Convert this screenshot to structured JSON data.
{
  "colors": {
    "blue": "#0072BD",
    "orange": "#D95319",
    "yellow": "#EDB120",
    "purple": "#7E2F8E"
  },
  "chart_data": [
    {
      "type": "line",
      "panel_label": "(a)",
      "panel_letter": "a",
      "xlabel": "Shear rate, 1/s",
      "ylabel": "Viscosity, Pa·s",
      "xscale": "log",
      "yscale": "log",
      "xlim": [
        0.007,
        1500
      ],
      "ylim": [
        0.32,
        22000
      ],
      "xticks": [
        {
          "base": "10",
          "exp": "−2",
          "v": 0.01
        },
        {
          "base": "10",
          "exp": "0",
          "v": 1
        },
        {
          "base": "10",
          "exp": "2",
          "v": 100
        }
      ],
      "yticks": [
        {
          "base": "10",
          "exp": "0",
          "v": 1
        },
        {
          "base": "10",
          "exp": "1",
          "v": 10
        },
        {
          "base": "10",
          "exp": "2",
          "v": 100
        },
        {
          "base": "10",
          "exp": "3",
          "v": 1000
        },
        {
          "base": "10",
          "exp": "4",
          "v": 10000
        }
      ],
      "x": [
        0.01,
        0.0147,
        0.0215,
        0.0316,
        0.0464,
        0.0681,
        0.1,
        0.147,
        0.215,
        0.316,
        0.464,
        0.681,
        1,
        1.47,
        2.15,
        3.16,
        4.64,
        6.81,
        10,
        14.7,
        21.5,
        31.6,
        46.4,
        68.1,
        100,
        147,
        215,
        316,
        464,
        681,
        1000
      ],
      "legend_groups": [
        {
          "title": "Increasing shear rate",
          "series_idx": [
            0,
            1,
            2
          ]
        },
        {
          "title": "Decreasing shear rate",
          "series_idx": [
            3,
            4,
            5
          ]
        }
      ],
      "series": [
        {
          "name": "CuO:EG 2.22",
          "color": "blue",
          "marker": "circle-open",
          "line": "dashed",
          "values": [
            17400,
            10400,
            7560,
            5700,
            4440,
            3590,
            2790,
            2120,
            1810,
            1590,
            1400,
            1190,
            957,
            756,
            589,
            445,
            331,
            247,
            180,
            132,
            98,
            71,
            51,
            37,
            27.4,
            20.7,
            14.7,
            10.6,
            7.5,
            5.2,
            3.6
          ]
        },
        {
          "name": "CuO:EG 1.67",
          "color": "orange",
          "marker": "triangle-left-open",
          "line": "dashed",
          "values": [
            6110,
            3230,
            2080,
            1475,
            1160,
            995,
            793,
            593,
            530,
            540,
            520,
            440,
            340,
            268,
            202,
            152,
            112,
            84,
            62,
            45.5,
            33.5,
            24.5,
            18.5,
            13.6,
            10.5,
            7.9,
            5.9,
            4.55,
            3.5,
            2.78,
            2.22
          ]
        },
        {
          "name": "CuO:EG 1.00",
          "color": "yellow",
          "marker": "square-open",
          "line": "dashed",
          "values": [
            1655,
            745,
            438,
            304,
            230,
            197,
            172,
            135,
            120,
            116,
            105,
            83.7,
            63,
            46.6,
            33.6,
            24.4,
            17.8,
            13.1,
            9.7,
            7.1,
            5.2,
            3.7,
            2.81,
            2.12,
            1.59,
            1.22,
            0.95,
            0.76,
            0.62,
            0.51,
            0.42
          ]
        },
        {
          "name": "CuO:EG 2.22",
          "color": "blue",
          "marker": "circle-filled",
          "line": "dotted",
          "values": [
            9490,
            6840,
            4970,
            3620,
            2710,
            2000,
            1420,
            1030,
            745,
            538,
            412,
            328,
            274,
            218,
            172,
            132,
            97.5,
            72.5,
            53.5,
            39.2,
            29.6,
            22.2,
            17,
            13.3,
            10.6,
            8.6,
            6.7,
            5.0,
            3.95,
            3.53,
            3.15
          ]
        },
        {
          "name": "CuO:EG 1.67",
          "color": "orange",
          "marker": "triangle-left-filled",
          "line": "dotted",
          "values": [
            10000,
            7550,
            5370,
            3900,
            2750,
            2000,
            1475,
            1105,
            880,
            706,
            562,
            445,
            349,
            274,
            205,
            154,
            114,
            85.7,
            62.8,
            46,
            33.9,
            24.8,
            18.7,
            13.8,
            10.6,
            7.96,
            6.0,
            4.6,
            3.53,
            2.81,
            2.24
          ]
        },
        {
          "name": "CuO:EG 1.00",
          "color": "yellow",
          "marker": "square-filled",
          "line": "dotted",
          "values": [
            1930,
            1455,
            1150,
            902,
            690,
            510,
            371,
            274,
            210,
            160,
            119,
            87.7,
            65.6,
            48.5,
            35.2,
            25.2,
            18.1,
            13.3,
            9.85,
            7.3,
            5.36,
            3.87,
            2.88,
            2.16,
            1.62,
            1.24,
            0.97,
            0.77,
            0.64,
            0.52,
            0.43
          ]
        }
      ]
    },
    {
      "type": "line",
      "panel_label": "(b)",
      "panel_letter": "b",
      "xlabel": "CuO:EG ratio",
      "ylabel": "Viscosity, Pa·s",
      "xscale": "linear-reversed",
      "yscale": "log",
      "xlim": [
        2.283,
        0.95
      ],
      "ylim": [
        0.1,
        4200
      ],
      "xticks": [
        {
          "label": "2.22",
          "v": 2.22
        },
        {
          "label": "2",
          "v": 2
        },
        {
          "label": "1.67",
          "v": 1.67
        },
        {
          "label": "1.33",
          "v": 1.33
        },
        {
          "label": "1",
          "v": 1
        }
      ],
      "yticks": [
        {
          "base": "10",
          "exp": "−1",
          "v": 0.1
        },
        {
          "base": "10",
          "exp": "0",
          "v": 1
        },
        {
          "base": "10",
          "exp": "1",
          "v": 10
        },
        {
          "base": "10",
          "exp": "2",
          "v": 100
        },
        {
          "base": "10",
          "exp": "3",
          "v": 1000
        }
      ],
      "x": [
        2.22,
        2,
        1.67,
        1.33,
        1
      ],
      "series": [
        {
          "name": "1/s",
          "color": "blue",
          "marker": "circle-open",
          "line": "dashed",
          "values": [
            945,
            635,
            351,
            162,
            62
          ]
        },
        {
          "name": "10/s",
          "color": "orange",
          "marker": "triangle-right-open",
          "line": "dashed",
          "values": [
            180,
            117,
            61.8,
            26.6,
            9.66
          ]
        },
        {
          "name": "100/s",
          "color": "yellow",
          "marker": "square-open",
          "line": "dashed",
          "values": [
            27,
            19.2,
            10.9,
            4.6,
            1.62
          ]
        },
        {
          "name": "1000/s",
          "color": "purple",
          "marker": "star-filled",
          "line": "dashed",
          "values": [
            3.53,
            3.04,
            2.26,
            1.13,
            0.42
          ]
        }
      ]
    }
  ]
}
----------------
Only lines with the word "left" are wanted, so copy each one from the records.

*RESULT FOR THIS EXERCISE*:
          "marker": "triangle-left-open",
          "marker": "triangle-left-filled",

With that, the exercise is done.